> **AIM**
Filter the records for lines holding the string "screenshot".

— BEGIN —

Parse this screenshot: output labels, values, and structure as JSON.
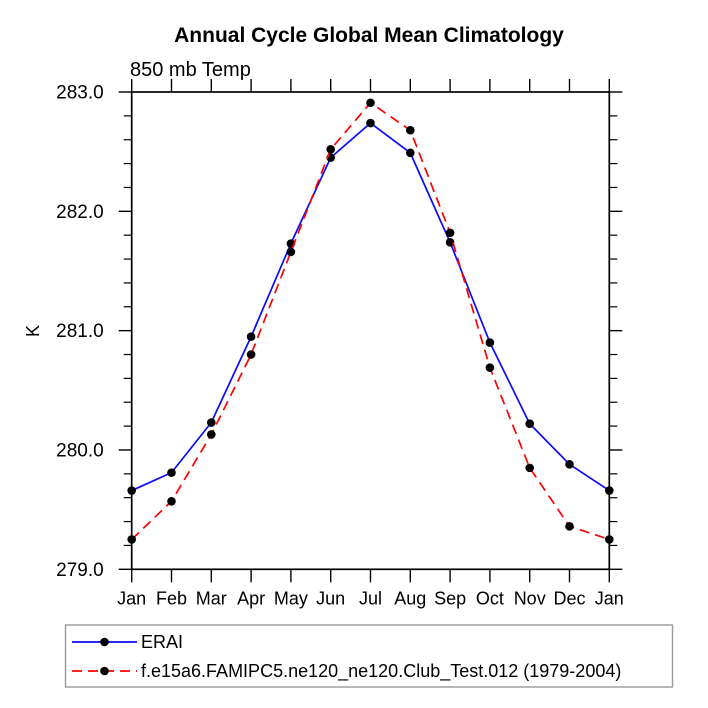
{
  "chart_data": {
    "type": "line",
    "title": "Annual Cycle Global Mean Climatology",
    "subtitle": "850 mb Temp",
    "ylabel": "K",
    "categories": [
      "Jan",
      "Feb",
      "Mar",
      "Apr",
      "May",
      "Jun",
      "Jul",
      "Aug",
      "Sep",
      "Oct",
      "Nov",
      "Dec",
      "Jan"
    ],
    "ylim": [
      279.0,
      283.0
    ],
    "ytick_major": [
      279.0,
      280.0,
      281.0,
      282.0,
      283.0
    ],
    "ytick_labels": [
      "279.0",
      "280.0",
      "281.0",
      "282.0",
      "283.0"
    ],
    "ytick_minor_step": 0.2,
    "grid": false,
    "marker_color": "#000000",
    "axis_color": "#000000",
    "series": [
      {
        "name": "ERAI",
        "color": "#0a0aff",
        "line_style": "solid",
        "marker": "circle",
        "values": [
          279.66,
          279.81,
          280.23,
          280.95,
          281.73,
          282.45,
          282.74,
          282.49,
          281.74,
          280.9,
          280.22,
          279.88,
          279.66
        ]
      },
      {
        "name": "f.e15a6.FAMIPC5.ne120_ne120.Club_Test.012 (1979-2004)",
        "color": "#ff0000",
        "line_style": "dashed",
        "marker": "circle",
        "values": [
          279.25,
          279.57,
          280.13,
          280.8,
          281.66,
          282.52,
          282.91,
          282.68,
          281.82,
          280.69,
          279.85,
          279.36,
          279.25
        ]
      }
    ],
    "legend": {
      "position": "bottom-left",
      "border_color": "#999999"
    }
  }
}
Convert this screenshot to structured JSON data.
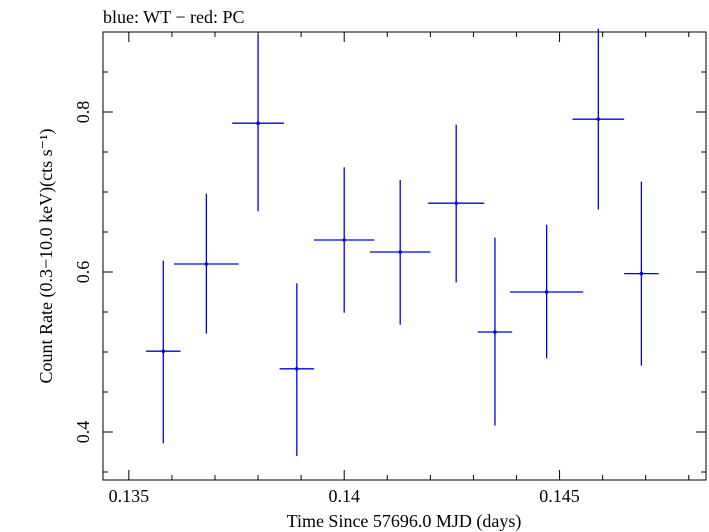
{
  "chart_data": {
    "type": "scatter",
    "title": "blue: WT − red: PC",
    "xlabel": "Time Since 57696.0 MJD (days)",
    "ylabel": "Count Rate (0.3−10.0 keV)(cts s⁻¹)",
    "xlim": [
      0.1344,
      0.1484
    ],
    "ylim": [
      0.34,
      0.9
    ],
    "x_ticks": [
      {
        "value": 0.135,
        "label": "0.135"
      },
      {
        "value": 0.14,
        "label": "0.14"
      },
      {
        "value": 0.145,
        "label": "0.145"
      }
    ],
    "y_ticks": [
      {
        "value": 0.4,
        "label": "0.4"
      },
      {
        "value": 0.6,
        "label": "0.6"
      },
      {
        "value": 0.8,
        "label": "0.8"
      }
    ],
    "grid": false,
    "series": [
      {
        "color": "#0000ee",
        "points": [
          {
            "x": 0.1358,
            "y": 0.501,
            "xerr": 0.0004,
            "yerr_low": 0.115,
            "yerr_high": 0.113
          },
          {
            "x": 0.1368,
            "y": 0.61,
            "xerr": 0.00075,
            "yerr_low": 0.087,
            "yerr_high": 0.088
          },
          {
            "x": 0.138,
            "y": 0.786,
            "xerr": 0.0006,
            "yerr_low": 0.11,
            "yerr_high": 0.11
          },
          {
            "x": 0.1389,
            "y": 0.479,
            "xerr": 0.0004,
            "yerr_low": 0.109,
            "yerr_high": 0.107
          },
          {
            "x": 0.14,
            "y": 0.64,
            "xerr": 0.0007,
            "yerr_low": 0.091,
            "yerr_high": 0.091
          },
          {
            "x": 0.1413,
            "y": 0.625,
            "xerr": 0.0007,
            "yerr_low": 0.091,
            "yerr_high": 0.09
          },
          {
            "x": 0.1426,
            "y": 0.686,
            "xerr": 0.00065,
            "yerr_low": 0.099,
            "yerr_high": 0.098
          },
          {
            "x": 0.1435,
            "y": 0.525,
            "xerr": 0.0004,
            "yerr_low": 0.117,
            "yerr_high": 0.118
          },
          {
            "x": 0.1447,
            "y": 0.575,
            "xerr": 0.00085,
            "yerr_low": 0.083,
            "yerr_high": 0.084
          },
          {
            "x": 0.1459,
            "y": 0.791,
            "xerr": 0.0006,
            "yerr_low": 0.113,
            "yerr_high": 0.113
          },
          {
            "x": 0.1469,
            "y": 0.598,
            "xerr": 0.0004,
            "yerr_low": 0.115,
            "yerr_high": 0.115
          }
        ]
      }
    ]
  }
}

— END —

> **RESULT FOR THIS EXERCISE**
Parse this screenshot: output labels, values, and structure as JSON.
Convert this screenshot to structured JSON data.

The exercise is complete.